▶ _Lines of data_
** BEGIN **
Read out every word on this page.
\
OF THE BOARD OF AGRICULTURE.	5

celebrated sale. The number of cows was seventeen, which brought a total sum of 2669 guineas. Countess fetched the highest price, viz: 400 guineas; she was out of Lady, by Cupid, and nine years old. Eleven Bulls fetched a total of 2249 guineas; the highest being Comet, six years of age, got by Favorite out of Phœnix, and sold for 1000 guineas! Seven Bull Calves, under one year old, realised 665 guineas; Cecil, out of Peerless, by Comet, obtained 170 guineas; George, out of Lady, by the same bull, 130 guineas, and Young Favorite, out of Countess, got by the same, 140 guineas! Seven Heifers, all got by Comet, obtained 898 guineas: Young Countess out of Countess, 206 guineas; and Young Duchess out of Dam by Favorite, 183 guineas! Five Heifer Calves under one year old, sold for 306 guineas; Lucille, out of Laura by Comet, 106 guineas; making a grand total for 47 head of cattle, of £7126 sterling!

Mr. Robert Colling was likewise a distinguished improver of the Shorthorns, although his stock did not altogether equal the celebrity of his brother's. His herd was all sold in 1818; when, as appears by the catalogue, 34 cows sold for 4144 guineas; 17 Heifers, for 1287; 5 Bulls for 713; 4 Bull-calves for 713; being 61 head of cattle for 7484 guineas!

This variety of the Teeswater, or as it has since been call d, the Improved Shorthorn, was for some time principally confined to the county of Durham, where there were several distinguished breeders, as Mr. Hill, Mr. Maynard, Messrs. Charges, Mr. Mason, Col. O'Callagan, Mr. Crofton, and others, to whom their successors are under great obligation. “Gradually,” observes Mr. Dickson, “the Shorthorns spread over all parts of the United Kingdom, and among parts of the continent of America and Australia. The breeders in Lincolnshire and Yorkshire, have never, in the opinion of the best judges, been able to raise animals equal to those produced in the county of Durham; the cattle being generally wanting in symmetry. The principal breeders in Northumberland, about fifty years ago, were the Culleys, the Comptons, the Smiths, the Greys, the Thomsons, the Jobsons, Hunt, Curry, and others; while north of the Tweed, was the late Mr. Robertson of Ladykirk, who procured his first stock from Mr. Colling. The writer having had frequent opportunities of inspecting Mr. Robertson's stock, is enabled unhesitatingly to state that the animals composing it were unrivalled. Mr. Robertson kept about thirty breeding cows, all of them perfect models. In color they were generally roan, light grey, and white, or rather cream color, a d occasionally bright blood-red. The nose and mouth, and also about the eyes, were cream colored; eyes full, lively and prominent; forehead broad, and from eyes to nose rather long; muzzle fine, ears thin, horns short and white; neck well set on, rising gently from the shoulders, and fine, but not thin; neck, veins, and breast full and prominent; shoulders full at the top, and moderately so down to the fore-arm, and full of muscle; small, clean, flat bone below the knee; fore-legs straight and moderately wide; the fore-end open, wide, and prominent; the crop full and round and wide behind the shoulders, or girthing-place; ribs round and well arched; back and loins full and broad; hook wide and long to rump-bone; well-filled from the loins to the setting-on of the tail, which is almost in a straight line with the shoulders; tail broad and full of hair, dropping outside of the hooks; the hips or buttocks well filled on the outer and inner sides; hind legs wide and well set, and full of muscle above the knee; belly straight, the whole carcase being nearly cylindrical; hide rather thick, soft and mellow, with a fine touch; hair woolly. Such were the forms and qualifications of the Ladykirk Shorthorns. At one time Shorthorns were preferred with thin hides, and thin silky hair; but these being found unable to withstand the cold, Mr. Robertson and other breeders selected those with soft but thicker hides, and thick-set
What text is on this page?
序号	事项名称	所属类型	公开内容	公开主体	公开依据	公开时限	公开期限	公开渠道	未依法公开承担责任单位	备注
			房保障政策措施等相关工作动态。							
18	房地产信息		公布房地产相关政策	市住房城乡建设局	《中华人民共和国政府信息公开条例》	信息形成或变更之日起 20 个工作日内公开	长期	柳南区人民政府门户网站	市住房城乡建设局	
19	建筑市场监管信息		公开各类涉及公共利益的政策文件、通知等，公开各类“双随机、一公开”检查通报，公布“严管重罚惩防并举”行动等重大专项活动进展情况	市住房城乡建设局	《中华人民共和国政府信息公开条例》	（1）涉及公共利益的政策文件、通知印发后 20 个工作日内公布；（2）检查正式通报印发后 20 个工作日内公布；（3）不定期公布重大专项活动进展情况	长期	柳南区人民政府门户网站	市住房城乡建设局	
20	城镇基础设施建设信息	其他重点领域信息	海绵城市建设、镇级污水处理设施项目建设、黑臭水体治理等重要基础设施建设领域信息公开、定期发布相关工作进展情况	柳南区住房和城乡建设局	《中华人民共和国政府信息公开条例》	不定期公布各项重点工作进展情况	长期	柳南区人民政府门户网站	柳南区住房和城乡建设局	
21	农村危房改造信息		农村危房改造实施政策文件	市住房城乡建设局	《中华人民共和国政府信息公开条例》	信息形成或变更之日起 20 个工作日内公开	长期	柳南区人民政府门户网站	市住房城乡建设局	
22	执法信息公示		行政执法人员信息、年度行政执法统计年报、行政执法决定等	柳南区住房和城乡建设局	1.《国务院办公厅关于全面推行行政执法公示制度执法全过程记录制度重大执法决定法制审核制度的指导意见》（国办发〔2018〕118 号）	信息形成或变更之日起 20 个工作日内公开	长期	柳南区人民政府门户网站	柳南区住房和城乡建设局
** END **
▶ _Exercise requirements_
Copy exactly, word for word, the line with "What text is on this page?" through the final line of the listing.

▶ _Response to this exercise_
What text is on this page?
序号	事项名称	所属类型	公开内容	公开主体	公开依据	公开时限	公开期限	公开渠道	未依法公开承担责任单位	备注
			房保障政策措施等相关工作动态。							
18	房地产信息		公布房地产相关政策	市住房城乡建设局	《中华人民共和国政府信息公开条例》	信息形成或变更之日起 20 个工作日内公开	长期	柳南区人民政府门户网站	市住房城乡建设局	
19	建筑市场监管信息		公开各类涉及公共利益的政策文件、通知等，公开各类“双随机、一公开”检查通报，公布“严管重罚惩防并举”行动等重大专项活动进展情况	市住房城乡建设局	《中华人民共和国政府信息公开条例》	（1）涉及公共利益的政策文件、通知印发后 20 个工作日内公布；（2）检查正式通报印发后 20 个工作日内公布；（3）不定期公布重大专项活动进展情况	长期	柳南区人民政府门户网站	市住房城乡建设局	
20	城镇基础设施建设信息	其他重点领域信息	海绵城市建设、镇级污水处理设施项目建设、黑臭水体治理等重要基础设施建设领域信息公开、定期发布相关工作进展情况	柳南区住房和城乡建设局	《中华人民共和国政府信息公开条例》	不定期公布各项重点工作进展情况	长期	柳南区人民政府门户网站	柳南区住房和城乡建设局	
21	农村危房改造信息		农村危房改造实施政策文件	市住房城乡建设局	《中华人民共和国政府信息公开条例》	信息形成或变更之日起 20 个工作日内公开	长期	柳南区人民政府门户网站	市住房城乡建设局	
22	执法信息公示		行政执法人员信息、年度行政执法统计年报、行政执法决定等	柳南区住房和城乡建设局	1.《国务院办公厅关于全面推行行政执法公示制度执法全过程记录制度重大执法决定法制审核制度的指导意见》（国办发〔2018〕118 号）	信息形成或变更之日起 20 个工作日内公开	长期	柳南区人民政府门户网站	柳南区住房和城乡建设局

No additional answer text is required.